"""

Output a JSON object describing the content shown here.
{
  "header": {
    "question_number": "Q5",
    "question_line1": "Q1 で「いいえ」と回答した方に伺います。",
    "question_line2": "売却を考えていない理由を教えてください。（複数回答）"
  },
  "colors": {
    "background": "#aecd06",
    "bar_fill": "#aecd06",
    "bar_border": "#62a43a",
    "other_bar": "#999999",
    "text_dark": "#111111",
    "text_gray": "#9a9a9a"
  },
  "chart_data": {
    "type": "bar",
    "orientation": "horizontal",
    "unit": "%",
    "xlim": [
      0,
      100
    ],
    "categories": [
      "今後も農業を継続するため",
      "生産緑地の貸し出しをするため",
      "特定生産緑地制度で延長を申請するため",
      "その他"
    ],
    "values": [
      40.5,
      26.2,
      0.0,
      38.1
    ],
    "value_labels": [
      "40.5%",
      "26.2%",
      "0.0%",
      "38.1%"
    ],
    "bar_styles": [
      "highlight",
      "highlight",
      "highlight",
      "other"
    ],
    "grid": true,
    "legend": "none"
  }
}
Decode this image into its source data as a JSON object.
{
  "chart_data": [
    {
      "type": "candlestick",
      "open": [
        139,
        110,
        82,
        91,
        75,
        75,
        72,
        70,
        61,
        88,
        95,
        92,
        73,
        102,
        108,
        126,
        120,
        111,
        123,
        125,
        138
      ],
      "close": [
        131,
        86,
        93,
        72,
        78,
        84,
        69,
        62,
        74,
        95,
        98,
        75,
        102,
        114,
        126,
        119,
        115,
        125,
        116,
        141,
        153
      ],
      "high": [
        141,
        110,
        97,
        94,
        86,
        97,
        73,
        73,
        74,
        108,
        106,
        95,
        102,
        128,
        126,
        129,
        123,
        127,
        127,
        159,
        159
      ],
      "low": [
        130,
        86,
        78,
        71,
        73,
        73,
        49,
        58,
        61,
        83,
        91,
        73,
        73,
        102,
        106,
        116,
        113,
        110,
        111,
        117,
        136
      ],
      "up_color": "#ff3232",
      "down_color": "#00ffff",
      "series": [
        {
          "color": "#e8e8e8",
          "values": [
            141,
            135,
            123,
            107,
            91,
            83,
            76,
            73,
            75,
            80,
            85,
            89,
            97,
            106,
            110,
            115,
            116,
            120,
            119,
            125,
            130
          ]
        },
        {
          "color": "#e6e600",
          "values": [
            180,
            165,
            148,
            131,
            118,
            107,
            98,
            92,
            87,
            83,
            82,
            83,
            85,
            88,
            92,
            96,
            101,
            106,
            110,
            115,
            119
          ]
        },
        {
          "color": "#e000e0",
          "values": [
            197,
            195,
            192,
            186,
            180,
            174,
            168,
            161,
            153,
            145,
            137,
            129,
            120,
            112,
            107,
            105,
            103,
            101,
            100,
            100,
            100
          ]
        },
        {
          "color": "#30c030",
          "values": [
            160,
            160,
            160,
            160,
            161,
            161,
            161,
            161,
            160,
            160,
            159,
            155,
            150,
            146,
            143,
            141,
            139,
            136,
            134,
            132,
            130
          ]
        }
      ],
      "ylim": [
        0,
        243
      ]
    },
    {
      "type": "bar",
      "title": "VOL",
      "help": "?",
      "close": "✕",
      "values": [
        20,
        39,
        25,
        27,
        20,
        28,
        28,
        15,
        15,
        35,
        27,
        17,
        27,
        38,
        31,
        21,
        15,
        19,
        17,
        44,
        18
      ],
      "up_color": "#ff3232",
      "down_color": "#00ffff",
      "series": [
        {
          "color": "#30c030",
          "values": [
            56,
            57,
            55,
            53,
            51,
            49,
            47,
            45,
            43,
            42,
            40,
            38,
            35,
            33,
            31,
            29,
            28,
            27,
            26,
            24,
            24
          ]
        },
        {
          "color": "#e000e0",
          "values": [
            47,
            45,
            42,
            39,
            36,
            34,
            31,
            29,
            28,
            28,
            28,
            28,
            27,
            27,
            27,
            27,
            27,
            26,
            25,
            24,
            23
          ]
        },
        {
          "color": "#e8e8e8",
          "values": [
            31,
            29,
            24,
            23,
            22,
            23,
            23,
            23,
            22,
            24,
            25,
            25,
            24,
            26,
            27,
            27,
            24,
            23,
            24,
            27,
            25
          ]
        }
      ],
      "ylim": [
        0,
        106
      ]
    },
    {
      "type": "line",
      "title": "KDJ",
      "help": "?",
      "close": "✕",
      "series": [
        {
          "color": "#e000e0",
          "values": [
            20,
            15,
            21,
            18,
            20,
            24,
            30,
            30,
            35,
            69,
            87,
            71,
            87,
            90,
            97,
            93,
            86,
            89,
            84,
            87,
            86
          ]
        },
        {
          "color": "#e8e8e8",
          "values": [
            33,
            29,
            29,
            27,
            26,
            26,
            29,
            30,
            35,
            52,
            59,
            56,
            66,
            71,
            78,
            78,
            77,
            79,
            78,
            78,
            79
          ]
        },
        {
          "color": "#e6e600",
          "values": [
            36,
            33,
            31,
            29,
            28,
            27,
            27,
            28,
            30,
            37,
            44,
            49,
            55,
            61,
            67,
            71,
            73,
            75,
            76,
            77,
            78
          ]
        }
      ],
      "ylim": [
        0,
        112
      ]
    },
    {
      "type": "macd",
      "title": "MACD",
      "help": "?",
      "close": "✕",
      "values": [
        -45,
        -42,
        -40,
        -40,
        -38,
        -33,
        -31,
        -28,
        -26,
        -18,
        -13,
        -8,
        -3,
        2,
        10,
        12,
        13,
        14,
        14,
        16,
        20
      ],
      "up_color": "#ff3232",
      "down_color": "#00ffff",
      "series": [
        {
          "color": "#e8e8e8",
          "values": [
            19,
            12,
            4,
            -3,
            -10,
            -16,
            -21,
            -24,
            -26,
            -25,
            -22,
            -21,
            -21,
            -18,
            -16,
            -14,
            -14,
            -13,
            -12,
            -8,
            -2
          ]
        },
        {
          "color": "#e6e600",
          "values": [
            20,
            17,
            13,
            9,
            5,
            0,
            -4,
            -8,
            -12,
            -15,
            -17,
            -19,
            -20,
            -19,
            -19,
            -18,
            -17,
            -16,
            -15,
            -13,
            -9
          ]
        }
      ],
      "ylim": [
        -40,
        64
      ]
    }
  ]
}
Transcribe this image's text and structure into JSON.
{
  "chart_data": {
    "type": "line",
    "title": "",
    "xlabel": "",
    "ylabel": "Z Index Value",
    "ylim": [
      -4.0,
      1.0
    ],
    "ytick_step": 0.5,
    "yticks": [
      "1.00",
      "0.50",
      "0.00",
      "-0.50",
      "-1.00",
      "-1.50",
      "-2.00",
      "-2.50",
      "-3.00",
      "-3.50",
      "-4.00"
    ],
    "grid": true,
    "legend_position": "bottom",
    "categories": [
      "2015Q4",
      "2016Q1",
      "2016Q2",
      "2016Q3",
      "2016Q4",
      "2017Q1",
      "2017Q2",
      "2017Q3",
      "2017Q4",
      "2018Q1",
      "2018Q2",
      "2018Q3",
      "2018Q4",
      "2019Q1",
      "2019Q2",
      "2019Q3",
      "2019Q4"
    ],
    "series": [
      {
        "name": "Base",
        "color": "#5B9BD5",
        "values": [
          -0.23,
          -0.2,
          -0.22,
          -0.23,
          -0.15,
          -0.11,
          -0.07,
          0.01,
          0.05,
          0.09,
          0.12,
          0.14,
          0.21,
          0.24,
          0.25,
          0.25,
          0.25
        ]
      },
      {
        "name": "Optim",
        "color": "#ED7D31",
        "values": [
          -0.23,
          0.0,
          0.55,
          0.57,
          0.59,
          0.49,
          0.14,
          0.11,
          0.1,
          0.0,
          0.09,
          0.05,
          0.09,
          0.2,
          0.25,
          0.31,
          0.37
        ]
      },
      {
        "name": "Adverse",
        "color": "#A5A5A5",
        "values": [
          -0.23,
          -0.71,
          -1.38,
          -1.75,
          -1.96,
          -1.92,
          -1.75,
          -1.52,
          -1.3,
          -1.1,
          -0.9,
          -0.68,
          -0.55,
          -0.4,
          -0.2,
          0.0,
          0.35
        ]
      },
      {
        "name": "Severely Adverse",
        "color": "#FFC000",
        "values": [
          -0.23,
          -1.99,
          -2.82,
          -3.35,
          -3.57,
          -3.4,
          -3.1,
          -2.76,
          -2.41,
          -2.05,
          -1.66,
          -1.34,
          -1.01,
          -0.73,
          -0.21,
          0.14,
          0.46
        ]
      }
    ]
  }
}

"""

Repeat, character for character, the lines from the one that holds "Transcribe this image's" to the final line of the material, inclusive, and no other lines.

Transcribe this image's text and structure into JSON.
{
  "chart_data": {
    "type": "line",
    "title": "",
    "xlabel": "",
    "ylabel": "Z Index Value",
    "ylim": [
      -4.0,
      1.0
    ],
    "ytick_step": 0.5,
    "yticks": [
      "1.00",
      "0.50",
      "0.00",
      "-0.50",
      "-1.00",
      "-1.50",
      "-2.00",
      "-2.50",
      "-3.00",
      "-3.50",
      "-4.00"
    ],
    "grid": true,
    "legend_position": "bottom",
    "categories": [
      "2015Q4",
      "2016Q1",
      "2016Q2",
      "2016Q3",
      "2016Q4",
      "2017Q1",
      "2017Q2",
      "2017Q3",
      "2017Q4",
      "2018Q1",
      "2018Q2",
      "2018Q3",
      "2018Q4",
      "2019Q1",
      "2019Q2",
      "2019Q3",
      "2019Q4"
    ],
    "series": [
      {
        "name": "Base",
        "color": "#5B9BD5",
        "values": [
          -0.23,
          -0.2,
          -0.22,
          -0.23,
          -0.15,
          -0.11,
          -0.07,
          0.01,
          0.05,
          0.09,
          0.12,
          0.14,
          0.21,
          0.24,
          0.25,
          0.25,
          0.25
        ]
      },
      {
        "name": "Optim",
        "color": "#ED7D31",
        "values": [
          -0.23,
          0.0,
          0.55,
          0.57,
          0.59,
          0.49,
          0.14,
          0.11,
          0.1,
          0.0,
          0.09,
          0.05,
          0.09,
          0.2,
          0.25,
          0.31,
          0.37
        ]
      },
      {
        "name": "Adverse",
        "color": "#A5A5A5",
        "values": [
          -0.23,
          -0.71,
          -1.38,
          -1.75,
          -1.96,
          -1.92,
          -1.75,
          -1.52,
          -1.3,
          -1.1,
          -0.9,
          -0.68,
          -0.55,
          -0.4,
          -0.2,
          0.0,
          0.35
        ]
      },
      {
        "name": "Severely Adverse",
        "color": "#FFC000",
        "values": [
          -0.23,
          -1.99,
          -2.82,
          -3.35,
          -3.57,
          -3.4,
          -3.1,
          -2.76,
          -2.41,
          -2.05,
          -1.66,
          -1.34,
          -1.01,
          -0.73,
          -0.21,
          0.14,
          0.46
        ]
      }
    ]
  }
}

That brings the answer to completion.